Part of a data file
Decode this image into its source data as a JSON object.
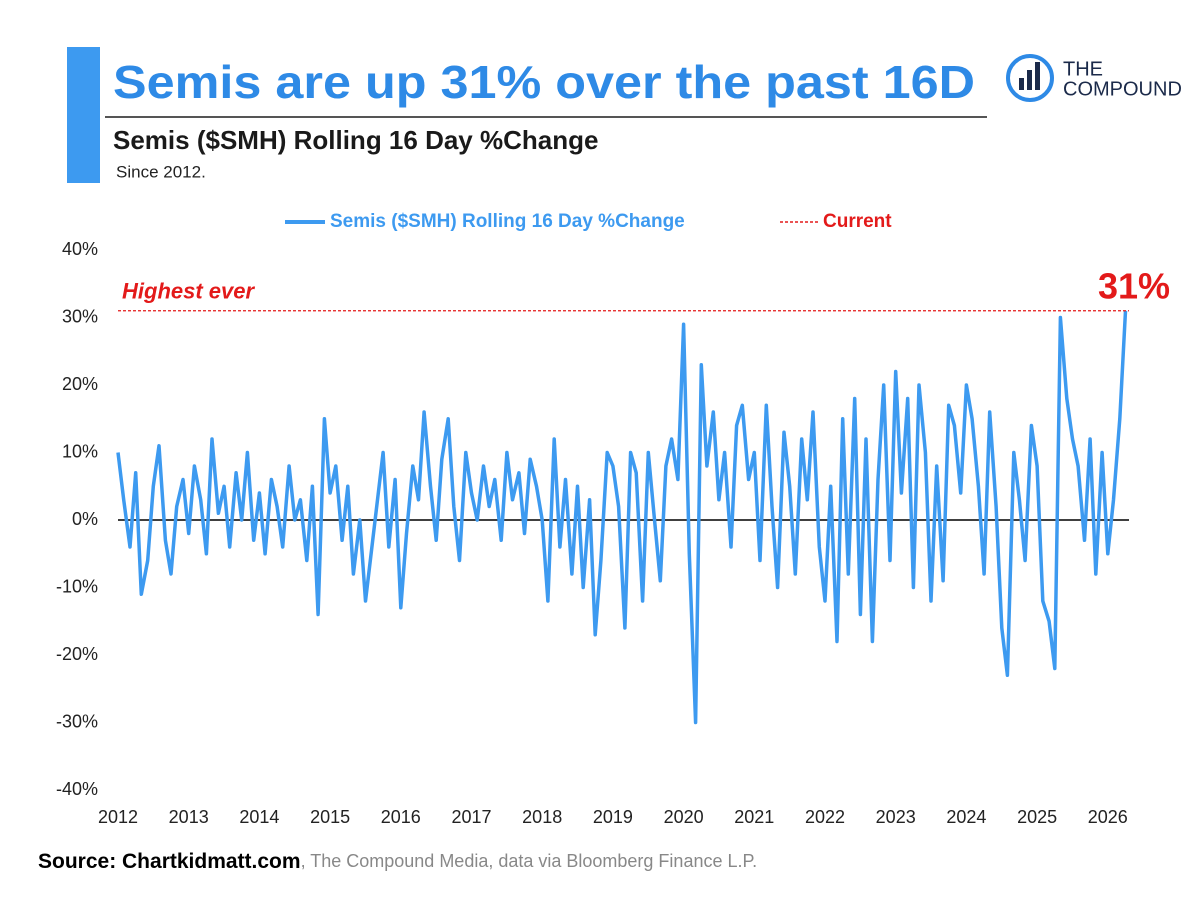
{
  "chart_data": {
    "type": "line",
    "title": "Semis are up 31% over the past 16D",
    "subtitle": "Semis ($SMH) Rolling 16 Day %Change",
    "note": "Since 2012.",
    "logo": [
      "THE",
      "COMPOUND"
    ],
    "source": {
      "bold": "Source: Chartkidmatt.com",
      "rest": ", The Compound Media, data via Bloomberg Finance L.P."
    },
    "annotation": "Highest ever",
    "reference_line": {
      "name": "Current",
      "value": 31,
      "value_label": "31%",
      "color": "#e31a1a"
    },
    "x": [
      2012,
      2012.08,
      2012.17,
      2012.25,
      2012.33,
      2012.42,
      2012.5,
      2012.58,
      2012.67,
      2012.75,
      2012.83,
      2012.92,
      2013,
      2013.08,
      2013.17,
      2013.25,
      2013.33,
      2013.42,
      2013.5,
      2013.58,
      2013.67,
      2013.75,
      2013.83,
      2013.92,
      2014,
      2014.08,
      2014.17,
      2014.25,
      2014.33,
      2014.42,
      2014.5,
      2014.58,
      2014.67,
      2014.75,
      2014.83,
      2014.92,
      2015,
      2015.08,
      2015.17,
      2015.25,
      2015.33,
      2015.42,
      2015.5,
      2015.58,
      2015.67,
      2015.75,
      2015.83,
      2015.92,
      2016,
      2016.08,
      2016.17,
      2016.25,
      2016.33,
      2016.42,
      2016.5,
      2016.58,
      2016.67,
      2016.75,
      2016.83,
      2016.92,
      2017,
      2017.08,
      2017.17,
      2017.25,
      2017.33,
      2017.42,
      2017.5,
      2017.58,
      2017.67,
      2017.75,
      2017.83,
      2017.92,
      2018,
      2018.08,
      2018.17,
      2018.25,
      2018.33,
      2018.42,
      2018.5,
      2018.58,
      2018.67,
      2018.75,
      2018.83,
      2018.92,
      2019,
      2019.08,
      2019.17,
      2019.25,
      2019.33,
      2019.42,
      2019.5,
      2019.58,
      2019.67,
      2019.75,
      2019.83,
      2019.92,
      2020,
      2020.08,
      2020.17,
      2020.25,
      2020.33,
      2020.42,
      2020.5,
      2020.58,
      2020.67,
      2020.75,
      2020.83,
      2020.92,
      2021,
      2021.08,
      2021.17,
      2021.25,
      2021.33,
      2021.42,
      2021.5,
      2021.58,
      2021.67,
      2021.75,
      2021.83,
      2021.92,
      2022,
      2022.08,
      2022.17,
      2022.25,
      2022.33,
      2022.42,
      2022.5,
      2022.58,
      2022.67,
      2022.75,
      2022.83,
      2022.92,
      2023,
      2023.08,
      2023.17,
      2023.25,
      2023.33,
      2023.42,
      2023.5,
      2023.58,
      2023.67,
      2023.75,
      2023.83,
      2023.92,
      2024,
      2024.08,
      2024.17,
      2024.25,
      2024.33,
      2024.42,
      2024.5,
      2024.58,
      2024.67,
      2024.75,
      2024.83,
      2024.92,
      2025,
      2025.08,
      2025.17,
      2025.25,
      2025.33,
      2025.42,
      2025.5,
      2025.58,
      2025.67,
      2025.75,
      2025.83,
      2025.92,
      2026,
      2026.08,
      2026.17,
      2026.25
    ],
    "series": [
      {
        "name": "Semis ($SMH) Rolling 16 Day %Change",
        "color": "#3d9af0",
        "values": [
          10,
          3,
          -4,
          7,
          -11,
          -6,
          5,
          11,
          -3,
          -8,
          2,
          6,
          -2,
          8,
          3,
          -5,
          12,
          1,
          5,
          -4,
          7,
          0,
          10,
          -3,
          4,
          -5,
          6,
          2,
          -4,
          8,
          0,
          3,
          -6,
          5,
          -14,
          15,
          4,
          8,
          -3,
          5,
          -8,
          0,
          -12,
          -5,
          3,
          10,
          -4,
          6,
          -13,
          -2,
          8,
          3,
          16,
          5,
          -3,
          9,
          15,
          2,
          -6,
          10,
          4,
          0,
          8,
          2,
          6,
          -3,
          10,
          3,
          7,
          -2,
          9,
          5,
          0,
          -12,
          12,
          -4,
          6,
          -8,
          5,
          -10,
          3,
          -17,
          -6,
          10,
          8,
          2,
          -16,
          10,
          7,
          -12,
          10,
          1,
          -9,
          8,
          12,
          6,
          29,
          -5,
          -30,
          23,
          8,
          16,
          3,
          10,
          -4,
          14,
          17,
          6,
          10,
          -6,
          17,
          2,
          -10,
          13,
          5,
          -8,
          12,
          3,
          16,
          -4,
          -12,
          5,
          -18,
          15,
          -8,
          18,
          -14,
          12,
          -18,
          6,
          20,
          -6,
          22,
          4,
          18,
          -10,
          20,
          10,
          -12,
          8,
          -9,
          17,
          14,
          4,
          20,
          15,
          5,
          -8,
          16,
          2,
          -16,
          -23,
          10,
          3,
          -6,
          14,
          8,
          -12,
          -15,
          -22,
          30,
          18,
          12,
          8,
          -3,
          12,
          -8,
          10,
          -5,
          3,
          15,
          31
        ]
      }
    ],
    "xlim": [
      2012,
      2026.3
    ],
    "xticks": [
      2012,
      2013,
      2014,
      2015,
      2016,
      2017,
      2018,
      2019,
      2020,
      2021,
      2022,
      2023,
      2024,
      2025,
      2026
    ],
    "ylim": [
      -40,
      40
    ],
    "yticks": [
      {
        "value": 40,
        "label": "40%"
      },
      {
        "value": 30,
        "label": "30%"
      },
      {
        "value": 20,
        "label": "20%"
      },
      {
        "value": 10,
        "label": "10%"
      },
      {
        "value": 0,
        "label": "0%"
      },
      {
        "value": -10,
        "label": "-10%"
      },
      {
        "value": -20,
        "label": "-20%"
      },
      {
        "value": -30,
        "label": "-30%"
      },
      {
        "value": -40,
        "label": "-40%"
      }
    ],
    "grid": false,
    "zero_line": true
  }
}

**EXERCISE REQUIREMENTS**
Leave out the pictures and restate everything else word for word.

**ANSWER BELOW**
Decode this image into its source data as a JSON object.
{
  "chart_data": {
    "type": "line",
    "title": "Semis are up 31% over the past 16D",
    "subtitle": "Semis ($SMH) Rolling 16 Day %Change",
    "note": "Since 2012.",
    "logo": [
      "THE",
      "COMPOUND"
    ],
    "source": {
      "bold": "Source: Chartkidmatt.com",
      "rest": ", The Compound Media, data via Bloomberg Finance L.P."
    },
    "annotation": "Highest ever",
    "reference_line": {
      "name": "Current",
      "value": 31,
      "value_label": "31%",
      "color": "#e31a1a"
    },
    "x": [
      2012,
      2012.08,
      2012.17,
      2012.25,
      2012.33,
      2012.42,
      2012.5,
      2012.58,
      2012.67,
      2012.75,
      2012.83,
      2012.92,
      2013,
      2013.08,
      2013.17,
      2013.25,
      2013.33,
      2013.42,
      2013.5,
      2013.58,
      2013.67,
      2013.75,
      2013.83,
      2013.92,
      2014,
      2014.08,
      2014.17,
      2014.25,
      2014.33,
      2014.42,
      2014.5,
      2014.58,
      2014.67,
      2014.75,
      2014.83,
      2014.92,
      2015,
      2015.08,
      2015.17,
      2015.25,
      2015.33,
      2015.42,
      2015.5,
      2015.58,
      2015.67,
      2015.75,
      2015.83,
      2015.92,
      2016,
      2016.08,
      2016.17,
      2016.25,
      2016.33,
      2016.42,
      2016.5,
      2016.58,
      2016.67,
      2016.75,
      2016.83,
      2016.92,
      2017,
      2017.08,
      2017.17,
      2017.25,
      2017.33,
      2017.42,
      2017.5,
      2017.58,
      2017.67,
      2017.75,
      2017.83,
      2017.92,
      2018,
      2018.08,
      2018.17,
      2018.25,
      2018.33,
      2018.42,
      2018.5,
      2018.58,
      2018.67,
      2018.75,
      2018.83,
      2018.92,
      2019,
      2019.08,
      2019.17,
      2019.25,
      2019.33,
      2019.42,
      2019.5,
      2019.58,
      2019.67,
      2019.75,
      2019.83,
      2019.92,
      2020,
      2020.08,
      2020.17,
      2020.25,
      2020.33,
      2020.42,
      2020.5,
      2020.58,
      2020.67,
      2020.75,
      2020.83,
      2020.92,
      2021,
      2021.08,
      2021.17,
      2021.25,
      2021.33,
      2021.42,
      2021.5,
      2021.58,
      2021.67,
      2021.75,
      2021.83,
      2021.92,
      2022,
      2022.08,
      2022.17,
      2022.25,
      2022.33,
      2022.42,
      2022.5,
      2022.58,
      2022.67,
      2022.75,
      2022.83,
      2022.92,
      2023,
      2023.08,
      2023.17,
      2023.25,
      2023.33,
      2023.42,
      2023.5,
      2023.58,
      2023.67,
      2023.75,
      2023.83,
      2023.92,
      2024,
      2024.08,
      2024.17,
      2024.25,
      2024.33,
      2024.42,
      2024.5,
      2024.58,
      2024.67,
      2024.75,
      2024.83,
      2024.92,
      2025,
      2025.08,
      2025.17,
      2025.25,
      2025.33,
      2025.42,
      2025.5,
      2025.58,
      2025.67,
      2025.75,
      2025.83,
      2025.92,
      2026,
      2026.08,
      2026.17,
      2026.25
    ],
    "series": [
      {
        "name": "Semis ($SMH) Rolling 16 Day %Change",
        "color": "#3d9af0",
        "values": [
          10,
          3,
          -4,
          7,
          -11,
          -6,
          5,
          11,
          -3,
          -8,
          2,
          6,
          -2,
          8,
          3,
          -5,
          12,
          1,
          5,
          -4,
          7,
          0,
          10,
          -3,
          4,
          -5,
          6,
          2,
          -4,
          8,
          0,
          3,
          -6,
          5,
          -14,
          15,
          4,
          8,
          -3,
          5,
          -8,
          0,
          -12,
          -5,
          3,
          10,
          -4,
          6,
          -13,
          -2,
          8,
          3,
          16,
          5,
          -3,
          9,
          15,
          2,
          -6,
          10,
          4,
          0,
          8,
          2,
          6,
          -3,
          10,
          3,
          7,
          -2,
          9,
          5,
          0,
          -12,
          12,
          -4,
          6,
          -8,
          5,
          -10,
          3,
          -17,
          -6,
          10,
          8,
          2,
          -16,
          10,
          7,
          -12,
          10,
          1,
          -9,
          8,
          12,
          6,
          29,
          -5,
          -30,
          23,
          8,
          16,
          3,
          10,
          -4,
          14,
          17,
          6,
          10,
          -6,
          17,
          2,
          -10,
          13,
          5,
          -8,
          12,
          3,
          16,
          -4,
          -12,
          5,
          -18,
          15,
          -8,
          18,
          -14,
          12,
          -18,
          6,
          20,
          -6,
          22,
          4,
          18,
          -10,
          20,
          10,
          -12,
          8,
          -9,
          17,
          14,
          4,
          20,
          15,
          5,
          -8,
          16,
          2,
          -16,
          -23,
          10,
          3,
          -6,
          14,
          8,
          -12,
          -15,
          -22,
          30,
          18,
          12,
          8,
          -3,
          12,
          -8,
          10,
          -5,
          3,
          15,
          31
        ]
      }
    ],
    "xlim": [
      2012,
      2026.3
    ],
    "xticks": [
      2012,
      2013,
      2014,
      2015,
      2016,
      2017,
      2018,
      2019,
      2020,
      2021,
      2022,
      2023,
      2024,
      2025,
      2026
    ],
    "ylim": [
      -40,
      40
    ],
    "yticks": [
      {
        "value": 40,
        "label": "40%"
      },
      {
        "value": 30,
        "label": "30%"
      },
      {
        "value": 20,
        "label": "20%"
      },
      {
        "value": 10,
        "label": "10%"
      },
      {
        "value": 0,
        "label": "0%"
      },
      {
        "value": -10,
        "label": "-10%"
      },
      {
        "value": -20,
        "label": "-20%"
      },
      {
        "value": -30,
        "label": "-30%"
      },
      {
        "value": -40,
        "label": "-40%"
      }
    ],
    "grid": false,
    "zero_line": true
  }
}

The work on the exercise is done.